═══ DATASET ENTRIES

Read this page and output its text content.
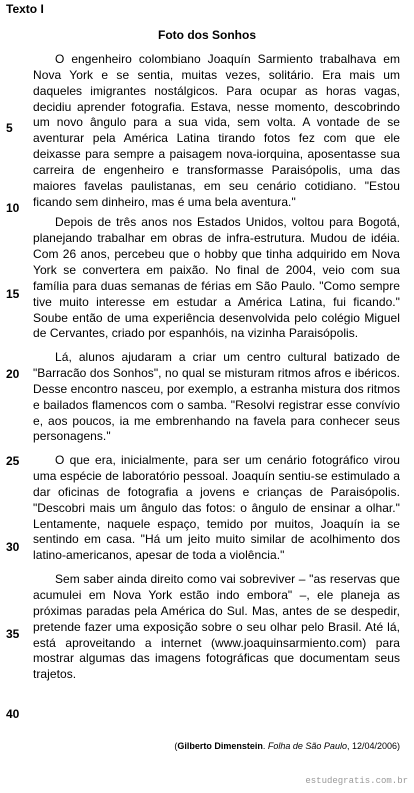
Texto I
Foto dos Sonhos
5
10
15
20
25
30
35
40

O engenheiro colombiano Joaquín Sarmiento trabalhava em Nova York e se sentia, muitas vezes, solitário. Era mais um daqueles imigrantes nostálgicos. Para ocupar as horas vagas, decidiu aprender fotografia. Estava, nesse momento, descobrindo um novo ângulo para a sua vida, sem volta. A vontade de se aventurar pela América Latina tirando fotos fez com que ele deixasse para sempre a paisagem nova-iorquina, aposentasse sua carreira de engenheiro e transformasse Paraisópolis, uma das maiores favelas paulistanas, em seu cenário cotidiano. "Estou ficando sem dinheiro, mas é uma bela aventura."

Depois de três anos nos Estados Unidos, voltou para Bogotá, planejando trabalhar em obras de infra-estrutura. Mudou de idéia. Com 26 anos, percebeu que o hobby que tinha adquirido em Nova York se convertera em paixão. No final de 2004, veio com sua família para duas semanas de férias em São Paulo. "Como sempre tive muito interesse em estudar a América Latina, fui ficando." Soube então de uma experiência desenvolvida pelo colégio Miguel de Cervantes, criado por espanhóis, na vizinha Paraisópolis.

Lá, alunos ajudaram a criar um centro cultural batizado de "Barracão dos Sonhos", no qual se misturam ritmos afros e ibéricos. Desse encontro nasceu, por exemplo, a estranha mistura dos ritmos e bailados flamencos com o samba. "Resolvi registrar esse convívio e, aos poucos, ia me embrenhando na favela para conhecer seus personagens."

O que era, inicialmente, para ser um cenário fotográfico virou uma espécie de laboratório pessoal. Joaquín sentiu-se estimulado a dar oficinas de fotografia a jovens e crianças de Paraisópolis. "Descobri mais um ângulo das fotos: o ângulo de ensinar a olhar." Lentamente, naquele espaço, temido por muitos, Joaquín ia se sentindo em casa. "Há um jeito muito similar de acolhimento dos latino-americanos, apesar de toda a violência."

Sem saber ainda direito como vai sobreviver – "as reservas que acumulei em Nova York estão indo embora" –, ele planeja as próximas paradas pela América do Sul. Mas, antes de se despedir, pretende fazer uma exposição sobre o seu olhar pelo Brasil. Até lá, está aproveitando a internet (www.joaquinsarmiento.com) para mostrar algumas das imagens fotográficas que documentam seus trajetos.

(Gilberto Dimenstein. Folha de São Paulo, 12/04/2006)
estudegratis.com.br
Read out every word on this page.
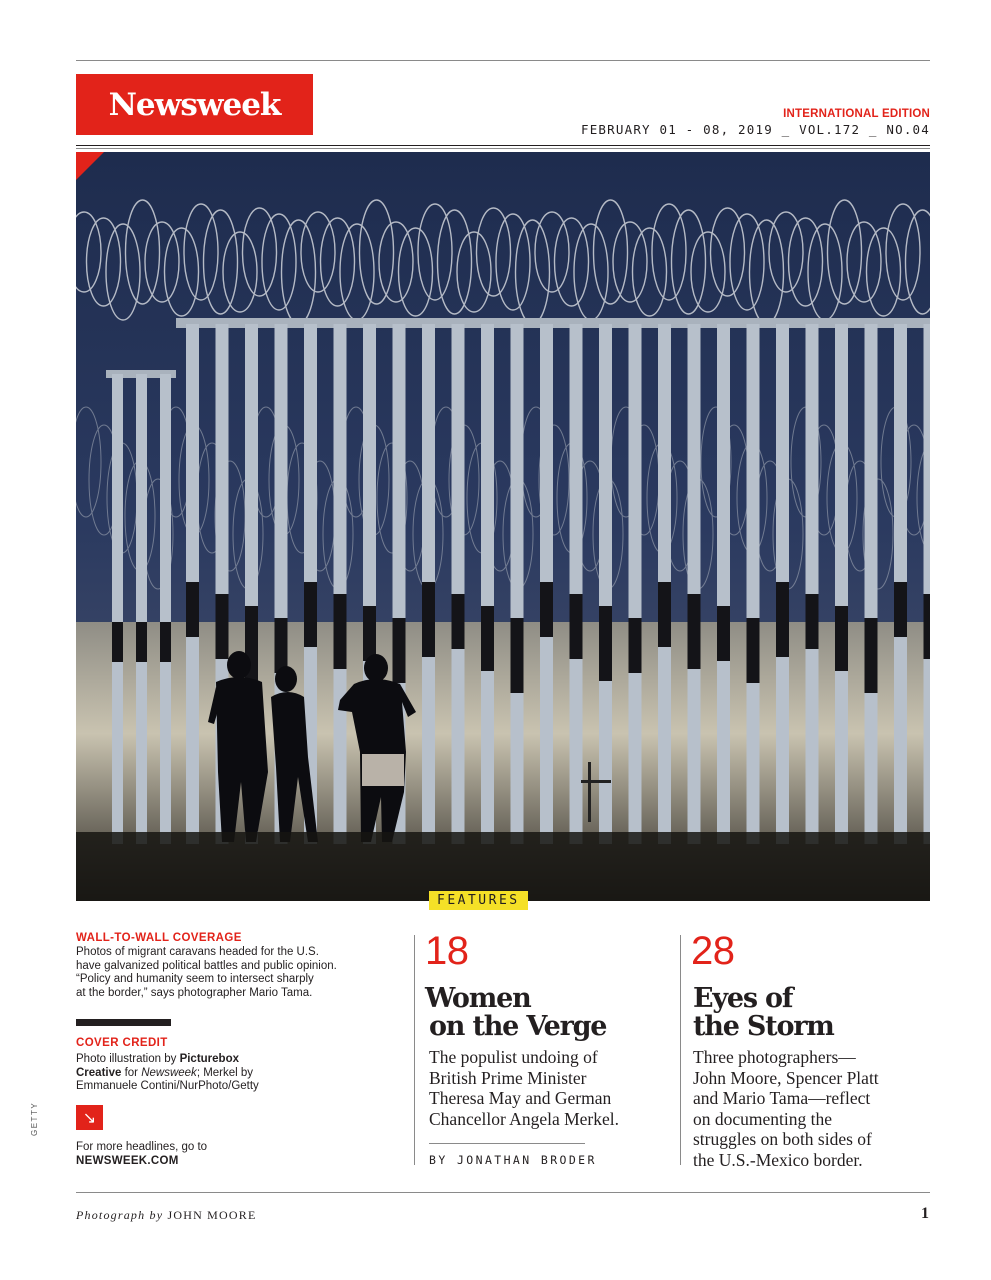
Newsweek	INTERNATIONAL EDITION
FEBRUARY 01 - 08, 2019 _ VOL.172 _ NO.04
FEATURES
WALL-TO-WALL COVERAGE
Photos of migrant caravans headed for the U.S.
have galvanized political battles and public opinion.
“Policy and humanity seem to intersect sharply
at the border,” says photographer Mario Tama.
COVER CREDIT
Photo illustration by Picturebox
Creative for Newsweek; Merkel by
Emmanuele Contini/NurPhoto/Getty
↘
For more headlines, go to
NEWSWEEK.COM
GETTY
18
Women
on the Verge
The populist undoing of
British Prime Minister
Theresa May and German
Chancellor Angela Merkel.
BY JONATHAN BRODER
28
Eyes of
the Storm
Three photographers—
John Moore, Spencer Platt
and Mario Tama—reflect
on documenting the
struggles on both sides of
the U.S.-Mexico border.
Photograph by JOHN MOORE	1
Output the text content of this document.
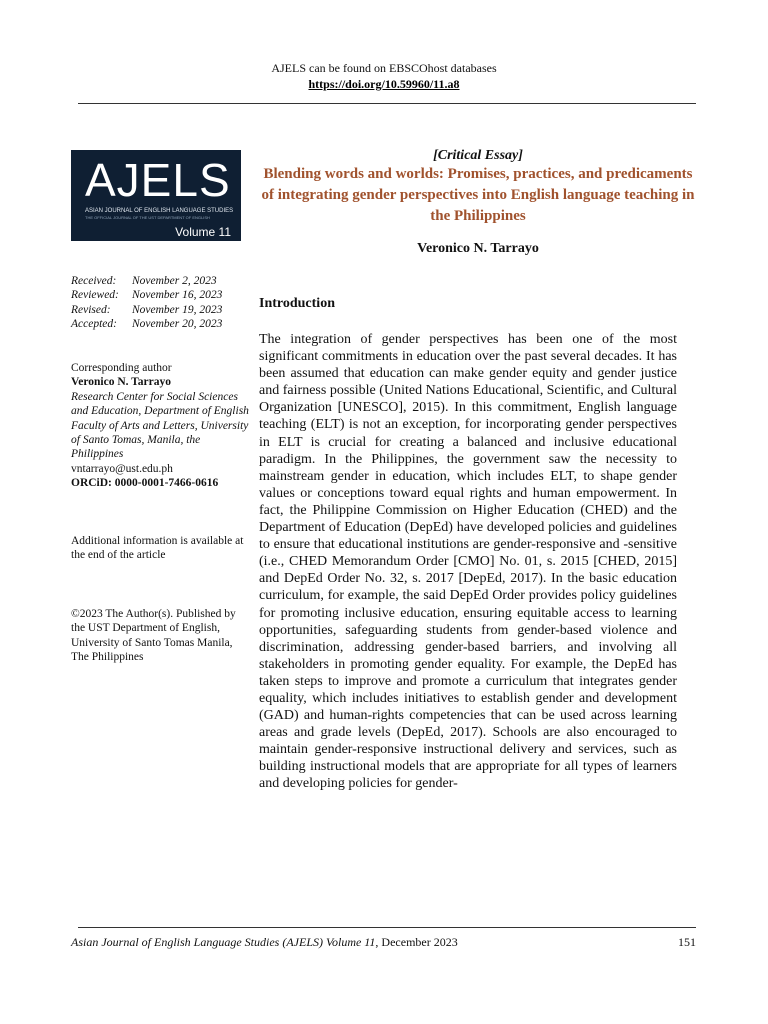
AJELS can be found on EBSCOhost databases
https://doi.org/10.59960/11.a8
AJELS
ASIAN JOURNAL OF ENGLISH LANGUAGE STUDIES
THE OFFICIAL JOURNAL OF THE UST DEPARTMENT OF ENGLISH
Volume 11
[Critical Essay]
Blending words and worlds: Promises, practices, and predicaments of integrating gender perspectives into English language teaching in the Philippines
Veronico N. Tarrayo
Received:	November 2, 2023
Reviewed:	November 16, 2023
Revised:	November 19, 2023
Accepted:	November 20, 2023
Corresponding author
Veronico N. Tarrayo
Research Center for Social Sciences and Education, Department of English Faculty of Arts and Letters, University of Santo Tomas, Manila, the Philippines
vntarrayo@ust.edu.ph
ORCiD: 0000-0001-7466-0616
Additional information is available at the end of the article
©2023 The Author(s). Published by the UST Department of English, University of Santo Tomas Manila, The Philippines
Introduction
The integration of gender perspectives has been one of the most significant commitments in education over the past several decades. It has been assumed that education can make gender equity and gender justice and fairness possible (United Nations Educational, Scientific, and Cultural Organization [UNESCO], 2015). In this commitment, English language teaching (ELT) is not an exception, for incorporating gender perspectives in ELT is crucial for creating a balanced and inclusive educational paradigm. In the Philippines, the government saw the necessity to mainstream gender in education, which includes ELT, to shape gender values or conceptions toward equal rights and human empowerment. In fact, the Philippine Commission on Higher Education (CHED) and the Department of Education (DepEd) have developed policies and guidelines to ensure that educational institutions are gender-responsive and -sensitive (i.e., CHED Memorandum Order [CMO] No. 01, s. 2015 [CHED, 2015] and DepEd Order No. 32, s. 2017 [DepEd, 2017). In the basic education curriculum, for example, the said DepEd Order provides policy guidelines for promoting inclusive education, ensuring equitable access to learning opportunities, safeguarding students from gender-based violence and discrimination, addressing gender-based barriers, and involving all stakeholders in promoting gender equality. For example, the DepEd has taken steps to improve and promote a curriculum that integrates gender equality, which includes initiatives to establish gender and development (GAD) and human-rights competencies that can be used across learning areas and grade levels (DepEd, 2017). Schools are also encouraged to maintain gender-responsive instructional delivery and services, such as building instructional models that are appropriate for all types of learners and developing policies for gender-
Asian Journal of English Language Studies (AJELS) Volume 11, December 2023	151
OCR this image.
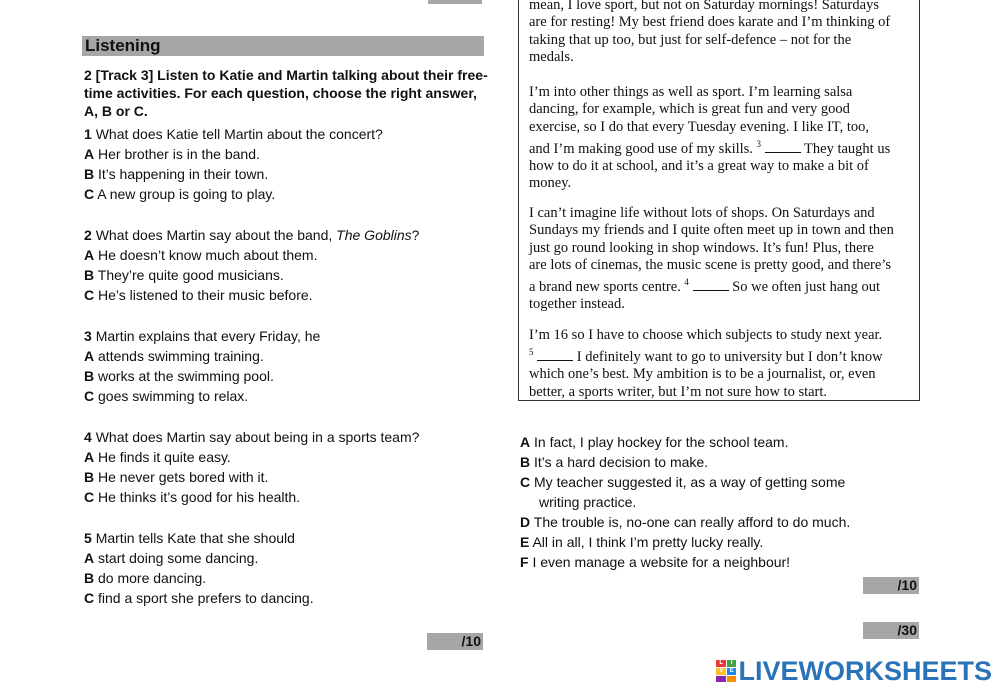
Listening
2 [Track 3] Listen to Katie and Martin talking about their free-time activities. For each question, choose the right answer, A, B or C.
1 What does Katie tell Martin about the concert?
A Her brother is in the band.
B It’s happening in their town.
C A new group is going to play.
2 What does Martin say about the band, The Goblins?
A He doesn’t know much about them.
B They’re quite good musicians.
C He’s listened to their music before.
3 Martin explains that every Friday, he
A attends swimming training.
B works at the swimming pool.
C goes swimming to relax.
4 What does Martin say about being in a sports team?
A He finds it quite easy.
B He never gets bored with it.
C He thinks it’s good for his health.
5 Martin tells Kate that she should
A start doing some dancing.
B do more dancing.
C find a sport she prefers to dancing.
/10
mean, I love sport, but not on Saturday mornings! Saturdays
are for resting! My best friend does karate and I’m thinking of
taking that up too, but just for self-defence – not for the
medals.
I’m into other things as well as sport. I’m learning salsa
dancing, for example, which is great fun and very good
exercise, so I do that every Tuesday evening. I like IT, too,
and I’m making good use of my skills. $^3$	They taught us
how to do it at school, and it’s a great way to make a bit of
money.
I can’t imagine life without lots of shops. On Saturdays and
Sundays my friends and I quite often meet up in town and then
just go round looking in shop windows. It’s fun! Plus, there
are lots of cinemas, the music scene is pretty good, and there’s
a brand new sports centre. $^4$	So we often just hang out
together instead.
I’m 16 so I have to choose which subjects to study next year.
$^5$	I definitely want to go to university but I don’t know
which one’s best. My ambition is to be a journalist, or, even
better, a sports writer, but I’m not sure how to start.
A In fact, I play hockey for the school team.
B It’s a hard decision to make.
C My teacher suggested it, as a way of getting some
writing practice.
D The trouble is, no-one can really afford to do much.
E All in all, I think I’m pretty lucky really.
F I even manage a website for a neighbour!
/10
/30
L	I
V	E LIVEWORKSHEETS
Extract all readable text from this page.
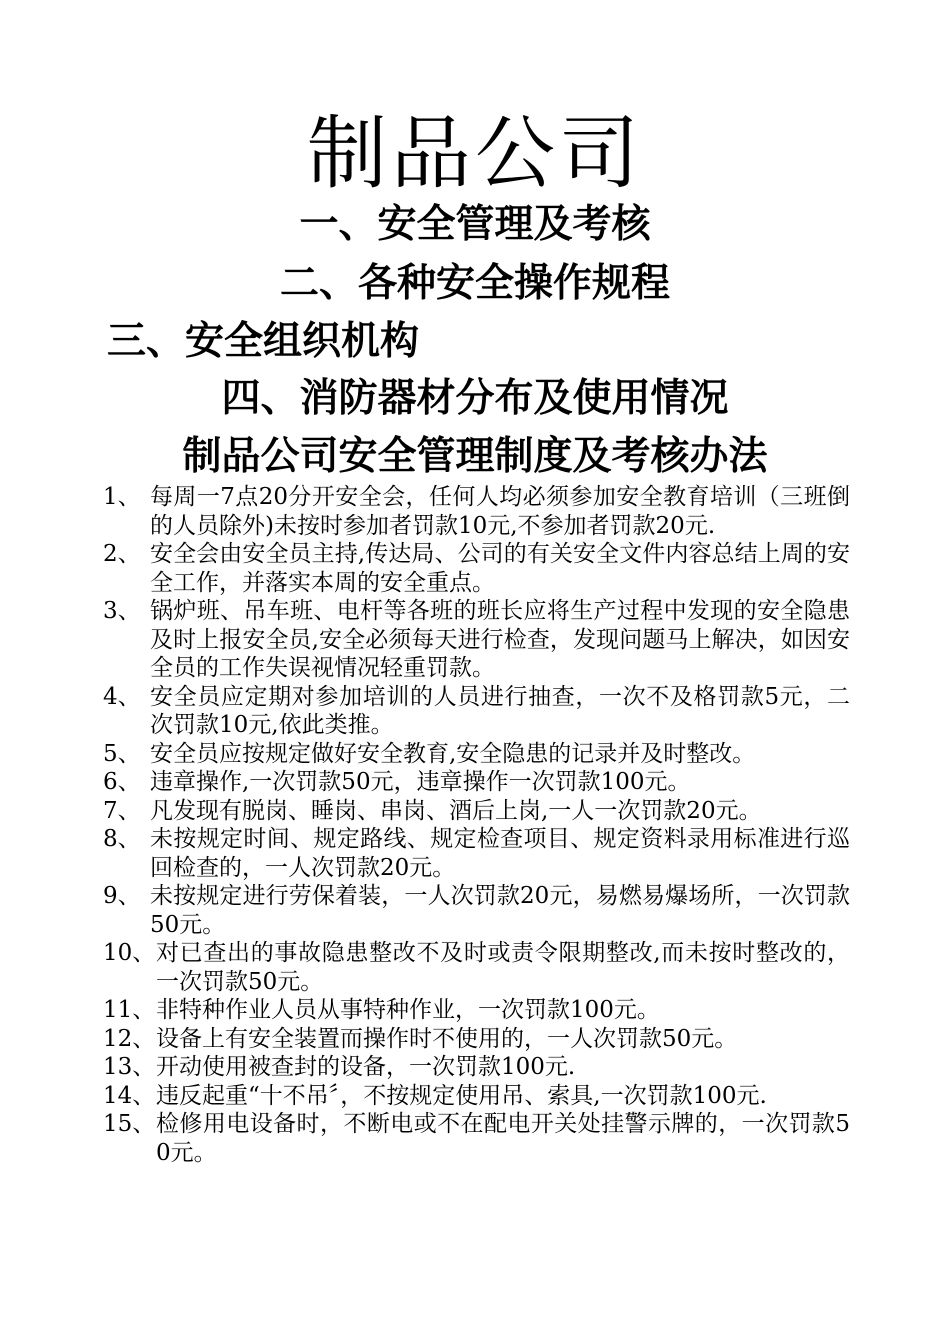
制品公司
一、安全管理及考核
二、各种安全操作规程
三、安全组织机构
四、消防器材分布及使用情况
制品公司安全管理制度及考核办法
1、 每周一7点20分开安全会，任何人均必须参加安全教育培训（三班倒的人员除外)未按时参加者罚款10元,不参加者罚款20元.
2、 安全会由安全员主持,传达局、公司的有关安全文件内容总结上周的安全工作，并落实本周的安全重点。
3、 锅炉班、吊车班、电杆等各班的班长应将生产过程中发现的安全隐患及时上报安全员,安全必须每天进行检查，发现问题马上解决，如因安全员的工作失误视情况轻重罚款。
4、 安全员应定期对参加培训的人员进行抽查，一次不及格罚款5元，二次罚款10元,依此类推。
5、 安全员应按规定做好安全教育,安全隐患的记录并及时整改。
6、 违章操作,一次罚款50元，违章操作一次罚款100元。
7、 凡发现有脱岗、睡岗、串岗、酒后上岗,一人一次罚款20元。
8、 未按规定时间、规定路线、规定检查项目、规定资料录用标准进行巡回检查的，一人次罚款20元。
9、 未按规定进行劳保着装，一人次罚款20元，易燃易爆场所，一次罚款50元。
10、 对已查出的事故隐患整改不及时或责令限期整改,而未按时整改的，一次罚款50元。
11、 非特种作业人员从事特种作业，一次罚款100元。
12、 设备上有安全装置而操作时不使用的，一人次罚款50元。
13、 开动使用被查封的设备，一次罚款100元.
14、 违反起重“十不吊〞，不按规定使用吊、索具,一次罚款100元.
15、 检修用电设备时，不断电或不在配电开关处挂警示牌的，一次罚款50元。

══════

Your task is to list each line of the records with the word "Volume".

Volume 11
Asian Journal of English Language Studies (AJELS) Volume 11, December 2023	151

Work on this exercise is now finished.